YOUR GOAL — Review the material and extract every line in which the word "čísla" occurs.
::: DATA FOR THIS TASK :::
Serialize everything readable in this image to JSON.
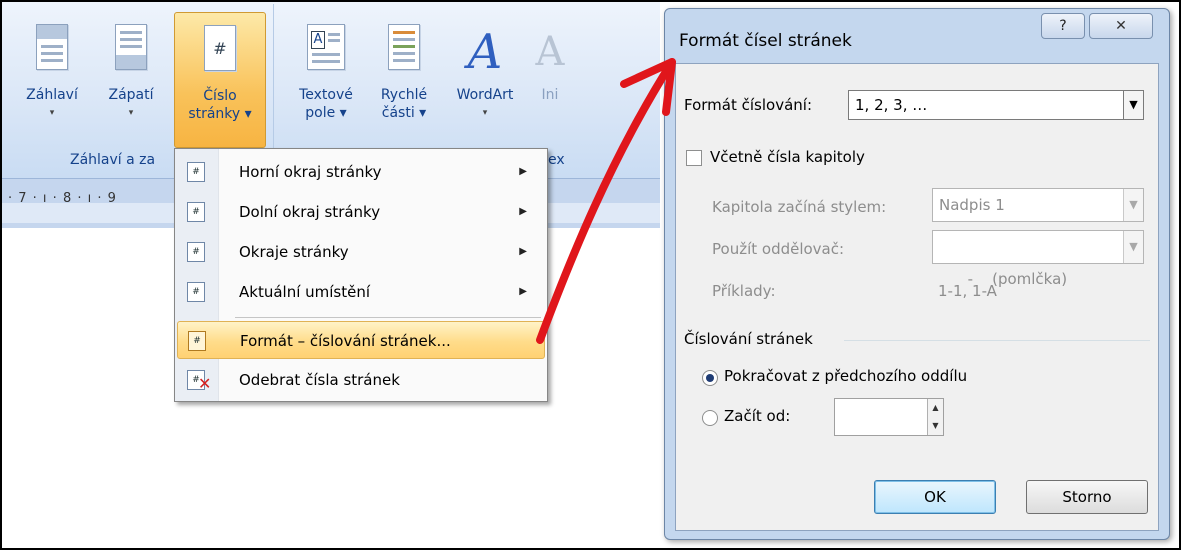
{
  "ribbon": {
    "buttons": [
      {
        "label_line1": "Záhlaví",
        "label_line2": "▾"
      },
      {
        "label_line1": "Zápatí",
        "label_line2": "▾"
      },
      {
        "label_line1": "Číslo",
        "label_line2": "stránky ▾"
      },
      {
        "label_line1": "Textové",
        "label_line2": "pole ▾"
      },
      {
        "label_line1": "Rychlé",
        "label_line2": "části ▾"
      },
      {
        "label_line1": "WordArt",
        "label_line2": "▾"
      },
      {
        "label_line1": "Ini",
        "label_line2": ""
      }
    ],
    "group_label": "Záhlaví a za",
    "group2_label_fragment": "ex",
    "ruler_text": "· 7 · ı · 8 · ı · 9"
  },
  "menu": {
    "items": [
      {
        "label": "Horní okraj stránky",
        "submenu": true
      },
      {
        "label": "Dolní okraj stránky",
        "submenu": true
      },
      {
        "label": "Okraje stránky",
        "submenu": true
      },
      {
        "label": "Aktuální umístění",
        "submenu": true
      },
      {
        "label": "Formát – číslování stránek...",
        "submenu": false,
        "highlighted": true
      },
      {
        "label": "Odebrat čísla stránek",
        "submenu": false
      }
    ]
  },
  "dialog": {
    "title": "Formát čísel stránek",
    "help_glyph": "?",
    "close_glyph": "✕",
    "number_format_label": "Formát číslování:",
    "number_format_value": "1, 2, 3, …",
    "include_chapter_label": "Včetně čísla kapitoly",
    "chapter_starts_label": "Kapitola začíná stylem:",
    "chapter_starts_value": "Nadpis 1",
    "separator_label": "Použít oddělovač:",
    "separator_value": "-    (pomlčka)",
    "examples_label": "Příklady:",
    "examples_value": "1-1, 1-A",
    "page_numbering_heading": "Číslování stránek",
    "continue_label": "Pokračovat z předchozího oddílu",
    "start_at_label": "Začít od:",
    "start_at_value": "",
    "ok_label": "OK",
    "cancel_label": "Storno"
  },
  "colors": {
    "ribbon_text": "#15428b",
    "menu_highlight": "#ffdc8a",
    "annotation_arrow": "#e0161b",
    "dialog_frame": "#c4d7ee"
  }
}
:::
::: DATA FOR THIS TASK :::
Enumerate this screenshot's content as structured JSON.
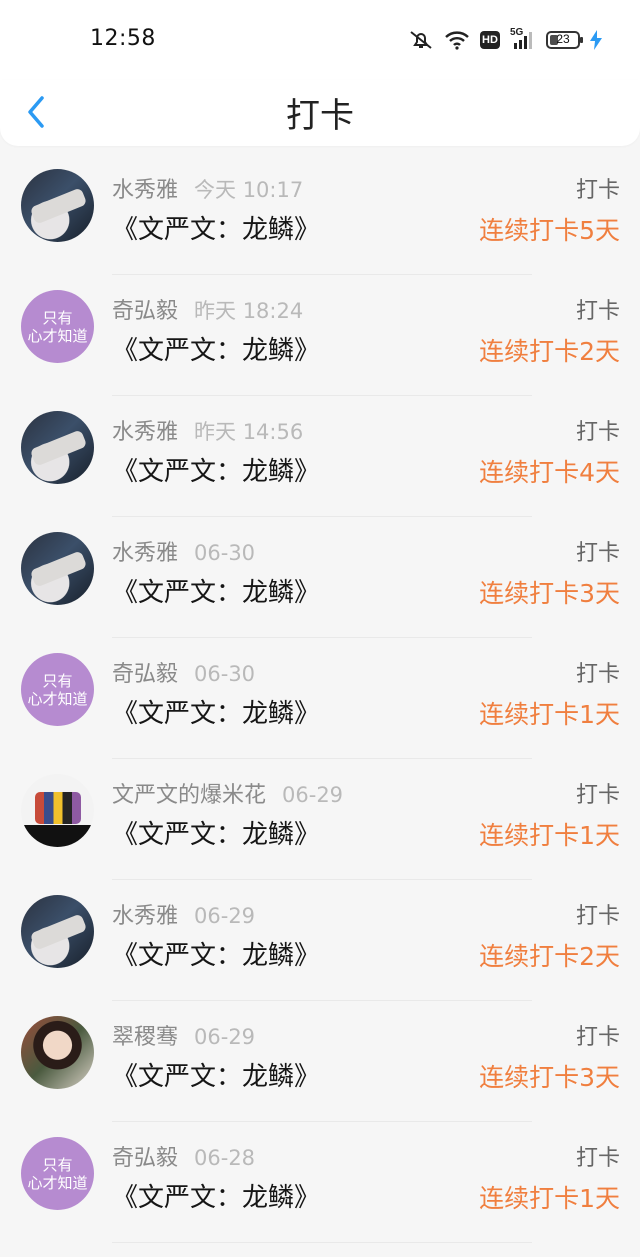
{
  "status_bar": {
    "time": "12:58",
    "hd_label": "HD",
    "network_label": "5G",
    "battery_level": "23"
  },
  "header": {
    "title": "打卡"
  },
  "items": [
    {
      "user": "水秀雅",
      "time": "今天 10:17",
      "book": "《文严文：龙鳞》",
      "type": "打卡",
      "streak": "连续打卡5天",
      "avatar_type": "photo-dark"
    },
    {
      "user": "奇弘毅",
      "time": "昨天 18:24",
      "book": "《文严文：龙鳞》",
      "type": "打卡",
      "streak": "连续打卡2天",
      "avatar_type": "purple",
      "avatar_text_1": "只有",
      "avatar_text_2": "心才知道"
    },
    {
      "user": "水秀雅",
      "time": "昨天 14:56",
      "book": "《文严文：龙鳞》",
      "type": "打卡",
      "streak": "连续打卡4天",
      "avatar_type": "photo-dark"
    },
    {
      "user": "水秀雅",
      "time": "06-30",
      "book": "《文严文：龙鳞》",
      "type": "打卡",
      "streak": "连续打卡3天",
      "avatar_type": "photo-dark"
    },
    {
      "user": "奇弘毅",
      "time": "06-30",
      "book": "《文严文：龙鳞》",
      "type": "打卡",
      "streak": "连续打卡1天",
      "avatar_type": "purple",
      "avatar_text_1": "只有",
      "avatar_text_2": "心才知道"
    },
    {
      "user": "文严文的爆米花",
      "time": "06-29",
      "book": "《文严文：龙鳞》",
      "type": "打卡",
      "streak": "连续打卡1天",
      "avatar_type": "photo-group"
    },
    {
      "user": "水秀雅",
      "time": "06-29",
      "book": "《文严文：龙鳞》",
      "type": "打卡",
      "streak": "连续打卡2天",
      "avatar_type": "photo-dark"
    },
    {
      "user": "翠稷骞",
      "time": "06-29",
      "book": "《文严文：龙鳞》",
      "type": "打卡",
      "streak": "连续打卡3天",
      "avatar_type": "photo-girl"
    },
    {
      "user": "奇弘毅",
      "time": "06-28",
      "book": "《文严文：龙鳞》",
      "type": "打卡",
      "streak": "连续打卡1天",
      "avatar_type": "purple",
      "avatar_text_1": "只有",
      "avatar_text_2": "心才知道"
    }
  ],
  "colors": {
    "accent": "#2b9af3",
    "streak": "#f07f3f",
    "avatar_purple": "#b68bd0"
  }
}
:::
::: DATA FOR THIS TASK :::
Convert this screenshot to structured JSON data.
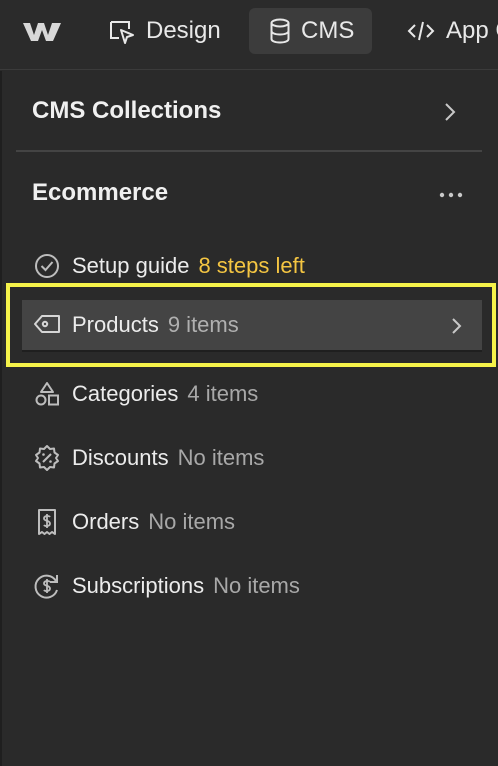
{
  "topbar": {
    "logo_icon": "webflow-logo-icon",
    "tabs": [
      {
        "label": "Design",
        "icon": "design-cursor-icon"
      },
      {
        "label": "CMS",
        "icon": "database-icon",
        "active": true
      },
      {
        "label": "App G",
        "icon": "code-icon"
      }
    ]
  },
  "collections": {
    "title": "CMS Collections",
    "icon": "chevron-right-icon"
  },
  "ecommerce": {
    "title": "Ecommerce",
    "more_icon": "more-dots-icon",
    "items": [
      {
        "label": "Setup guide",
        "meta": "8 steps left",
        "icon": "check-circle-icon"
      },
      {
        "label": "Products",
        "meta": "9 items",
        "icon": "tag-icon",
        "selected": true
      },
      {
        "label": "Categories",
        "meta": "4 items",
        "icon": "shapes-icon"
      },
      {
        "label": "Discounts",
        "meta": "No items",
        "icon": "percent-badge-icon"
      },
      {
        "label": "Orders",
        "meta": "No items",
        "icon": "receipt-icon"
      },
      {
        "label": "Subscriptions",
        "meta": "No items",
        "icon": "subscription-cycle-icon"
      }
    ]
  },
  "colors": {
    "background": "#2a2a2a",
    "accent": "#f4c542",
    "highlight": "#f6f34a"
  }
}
:::
RESULT FOR THIS EXERCISE —
        "label": "Odebrat čísla stránek",
    "include_chapter_label": "Včetně čísla kapitoly",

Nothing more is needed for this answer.